Task to complete.
Find the string "color" in the listing and report every line that has it.

============================================================

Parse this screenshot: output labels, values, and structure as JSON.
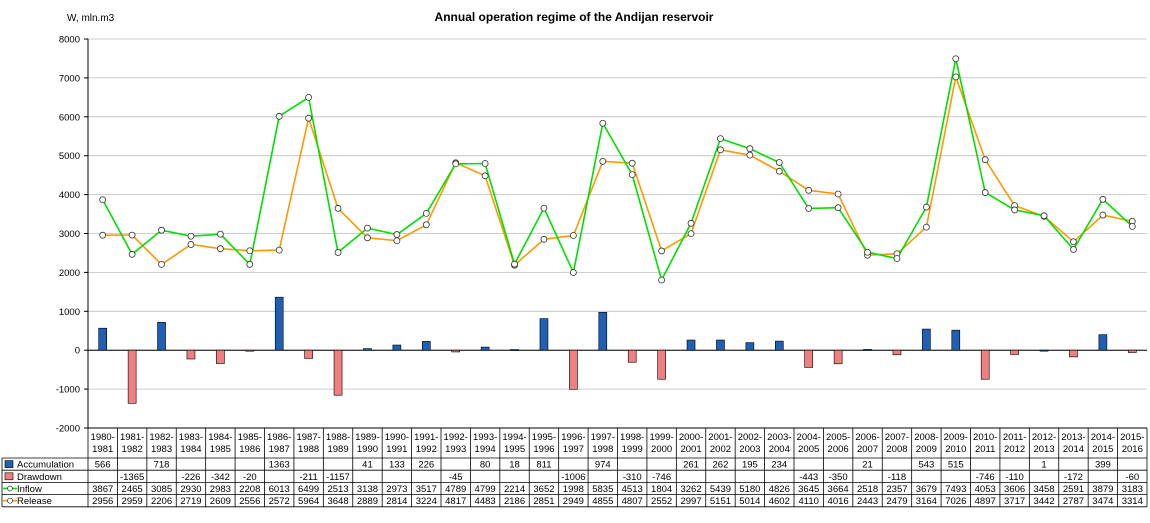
{
  "chart_data": {
    "type": "bar+line",
    "title": "Annual operation regime of the Andijan reservoir",
    "ylabel": "W, mln.m3",
    "ylim": [
      -2000,
      8000
    ],
    "yticks": [
      -2000,
      -1000,
      0,
      1000,
      2000,
      3000,
      4000,
      5000,
      6000,
      7000,
      8000
    ],
    "categories": [
      [
        "1980-",
        "1981"
      ],
      [
        "1981-",
        "1982"
      ],
      [
        "1982-",
        "1983"
      ],
      [
        "1983-",
        "1984"
      ],
      [
        "1984-",
        "1985"
      ],
      [
        "1985-",
        "1986"
      ],
      [
        "1986-",
        "1987"
      ],
      [
        "1987-",
        "1988"
      ],
      [
        "1988-",
        "1989"
      ],
      [
        "1989-",
        "1990"
      ],
      [
        "1990-",
        "1991"
      ],
      [
        "1991-",
        "1992"
      ],
      [
        "1992-",
        "1993"
      ],
      [
        "1993-",
        "1994"
      ],
      [
        "1994-",
        "1995"
      ],
      [
        "1995-",
        "1996"
      ],
      [
        "1996-",
        "1997"
      ],
      [
        "1997-",
        "1998"
      ],
      [
        "1998-",
        "1999"
      ],
      [
        "1999-",
        "2000"
      ],
      [
        "2000-",
        "2001"
      ],
      [
        "2001-",
        "2002"
      ],
      [
        "2002-",
        "2003"
      ],
      [
        "2003-",
        "2004"
      ],
      [
        "2004-",
        "2005"
      ],
      [
        "2005-",
        "2006"
      ],
      [
        "2006-",
        "2007"
      ],
      [
        "2007-",
        "2008"
      ],
      [
        "2008-",
        "2009"
      ],
      [
        "2009-",
        "2010"
      ],
      [
        "2010-",
        "2011"
      ],
      [
        "2011-",
        "2012"
      ],
      [
        "2012-",
        "2013"
      ],
      [
        "2013-",
        "2014"
      ],
      [
        "2014-",
        "2015"
      ],
      [
        "2015-",
        "2016"
      ]
    ],
    "series": [
      {
        "name": "Accumulation",
        "kind": "bar",
        "color": "#1f5fb4",
        "values": [
          566,
          null,
          718,
          null,
          null,
          null,
          1363,
          null,
          null,
          41,
          133,
          226,
          null,
          80,
          18,
          811,
          null,
          974,
          null,
          null,
          261,
          262,
          195,
          234,
          null,
          null,
          21,
          null,
          543,
          515,
          null,
          null,
          1,
          null,
          399,
          null
        ]
      },
      {
        "name": "Drawdown",
        "kind": "bar",
        "color": "#f08080",
        "values": [
          null,
          -1365,
          null,
          -226,
          -342,
          -20,
          null,
          -211,
          -1157,
          null,
          null,
          null,
          -45,
          null,
          null,
          null,
          -1006,
          null,
          -310,
          -746,
          null,
          null,
          null,
          null,
          -443,
          -350,
          null,
          -118,
          null,
          null,
          -746,
          -110,
          null,
          -172,
          null,
          -60
        ]
      },
      {
        "name": "Inflow",
        "kind": "line",
        "color": "#00e000",
        "values": [
          3867,
          2465,
          3085,
          2930,
          2983,
          2208,
          6013,
          6499,
          2513,
          3138,
          2973,
          3517,
          4789,
          4799,
          2214,
          3652,
          1998,
          5835,
          4513,
          1804,
          3262,
          5439,
          5180,
          4826,
          3645,
          3664,
          2518,
          2357,
          3679,
          7493,
          4053,
          3606,
          3458,
          2591,
          3879,
          3183
        ]
      },
      {
        "name": "Release",
        "kind": "line",
        "color": "#ff9900",
        "values": [
          2956,
          2959,
          2206,
          2719,
          2609,
          2556,
          2572,
          5964,
          3648,
          2889,
          2814,
          3224,
          4817,
          4483,
          2186,
          2851,
          2949,
          4855,
          4807,
          2552,
          2997,
          5151,
          5014,
          4602,
          4110,
          4016,
          2443,
          2479,
          3164,
          7026,
          4897,
          3717,
          3442,
          2787,
          3474,
          3314
        ]
      }
    ],
    "legend": "table-left"
  }
}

============================================================

Right answer.
        "color": "#1f5fb4",
        "color": "#f08080",
        "color": "#00e000",
        "color": "#ff9900",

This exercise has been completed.